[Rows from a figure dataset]
.....

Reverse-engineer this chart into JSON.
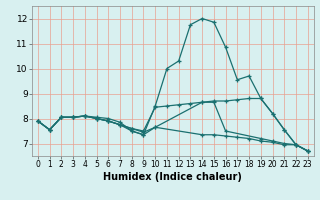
{
  "xlabel": "Humidex (Indice chaleur)",
  "xlim": [
    -0.5,
    23.5
  ],
  "ylim": [
    6.5,
    12.5
  ],
  "xticks": [
    0,
    1,
    2,
    3,
    4,
    5,
    6,
    7,
    8,
    9,
    10,
    11,
    12,
    13,
    14,
    15,
    16,
    17,
    18,
    19,
    20,
    21,
    22,
    23
  ],
  "yticks": [
    7,
    8,
    9,
    10,
    11,
    12
  ],
  "bg_color": "#d8f0f0",
  "grid_color": "#e8a090",
  "line_color": "#1a7070",
  "lines": [
    {
      "x": [
        0,
        1,
        2,
        3,
        4,
        5,
        6,
        7,
        8,
        9,
        10,
        11,
        12,
        13,
        14,
        15,
        16,
        17,
        18,
        19,
        20,
        21,
        22,
        23
      ],
      "y": [
        7.9,
        7.55,
        8.05,
        8.05,
        8.1,
        8.05,
        8.0,
        7.85,
        7.5,
        7.35,
        8.5,
        10.0,
        10.3,
        11.75,
        12.0,
        11.85,
        10.85,
        9.55,
        9.7,
        8.8,
        8.2,
        7.55,
        6.95,
        6.7
      ]
    },
    {
      "x": [
        0,
        1,
        2,
        3,
        4,
        5,
        6,
        7,
        8,
        9,
        10,
        11,
        12,
        13,
        14,
        15,
        16,
        17,
        18,
        19,
        20,
        21,
        22,
        23
      ],
      "y": [
        7.9,
        7.55,
        8.05,
        8.05,
        8.1,
        8.0,
        7.9,
        7.75,
        7.6,
        7.5,
        8.45,
        8.5,
        8.55,
        8.6,
        8.65,
        8.7,
        8.7,
        8.75,
        8.8,
        8.8,
        8.2,
        7.55,
        6.95,
        6.7
      ]
    },
    {
      "x": [
        0,
        1,
        2,
        3,
        4,
        5,
        6,
        7,
        8,
        9,
        10,
        14,
        15,
        16,
        19,
        20,
        21,
        22,
        23
      ],
      "y": [
        7.9,
        7.55,
        8.05,
        8.05,
        8.1,
        8.0,
        7.9,
        7.75,
        7.6,
        7.45,
        7.65,
        8.65,
        8.65,
        7.5,
        7.2,
        7.1,
        7.0,
        6.95,
        6.7
      ]
    },
    {
      "x": [
        0,
        1,
        2,
        3,
        4,
        5,
        6,
        7,
        8,
        9,
        10,
        14,
        15,
        16,
        17,
        18,
        19,
        20,
        21,
        22,
        23
      ],
      "y": [
        7.9,
        7.55,
        8.05,
        8.05,
        8.1,
        8.0,
        7.9,
        7.75,
        7.5,
        7.35,
        7.65,
        7.35,
        7.35,
        7.3,
        7.25,
        7.2,
        7.1,
        7.05,
        6.95,
        6.95,
        6.7
      ]
    }
  ]
}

.....

■ Written exercise:
Leave out the pictures and copy the rest of the material above exactly.

■ Task result:
Reverse-engineer this chart into JSON.
{
  "xlabel": "Humidex (Indice chaleur)",
  "xlim": [
    -0.5,
    23.5
  ],
  "ylim": [
    6.5,
    12.5
  ],
  "xticks": [
    0,
    1,
    2,
    3,
    4,
    5,
    6,
    7,
    8,
    9,
    10,
    11,
    12,
    13,
    14,
    15,
    16,
    17,
    18,
    19,
    20,
    21,
    22,
    23
  ],
  "yticks": [
    7,
    8,
    9,
    10,
    11,
    12
  ],
  "bg_color": "#d8f0f0",
  "grid_color": "#e8a090",
  "line_color": "#1a7070",
  "lines": [
    {
      "x": [
        0,
        1,
        2,
        3,
        4,
        5,
        6,
        7,
        8,
        9,
        10,
        11,
        12,
        13,
        14,
        15,
        16,
        17,
        18,
        19,
        20,
        21,
        22,
        23
      ],
      "y": [
        7.9,
        7.55,
        8.05,
        8.05,
        8.1,
        8.05,
        8.0,
        7.85,
        7.5,
        7.35,
        8.5,
        10.0,
        10.3,
        11.75,
        12.0,
        11.85,
        10.85,
        9.55,
        9.7,
        8.8,
        8.2,
        7.55,
        6.95,
        6.7
      ]
    },
    {
      "x": [
        0,
        1,
        2,
        3,
        4,
        5,
        6,
        7,
        8,
        9,
        10,
        11,
        12,
        13,
        14,
        15,
        16,
        17,
        18,
        19,
        20,
        21,
        22,
        23
      ],
      "y": [
        7.9,
        7.55,
        8.05,
        8.05,
        8.1,
        8.0,
        7.9,
        7.75,
        7.6,
        7.5,
        8.45,
        8.5,
        8.55,
        8.6,
        8.65,
        8.7,
        8.7,
        8.75,
        8.8,
        8.8,
        8.2,
        7.55,
        6.95,
        6.7
      ]
    },
    {
      "x": [
        0,
        1,
        2,
        3,
        4,
        5,
        6,
        7,
        8,
        9,
        10,
        14,
        15,
        16,
        19,
        20,
        21,
        22,
        23
      ],
      "y": [
        7.9,
        7.55,
        8.05,
        8.05,
        8.1,
        8.0,
        7.9,
        7.75,
        7.6,
        7.45,
        7.65,
        8.65,
        8.65,
        7.5,
        7.2,
        7.1,
        7.0,
        6.95,
        6.7
      ]
    },
    {
      "x": [
        0,
        1,
        2,
        3,
        4,
        5,
        6,
        7,
        8,
        9,
        10,
        14,
        15,
        16,
        17,
        18,
        19,
        20,
        21,
        22,
        23
      ],
      "y": [
        7.9,
        7.55,
        8.05,
        8.05,
        8.1,
        8.0,
        7.9,
        7.75,
        7.5,
        7.35,
        7.65,
        7.35,
        7.35,
        7.3,
        7.25,
        7.2,
        7.1,
        7.05,
        6.95,
        6.95,
        6.7
      ]
    }
  ]
}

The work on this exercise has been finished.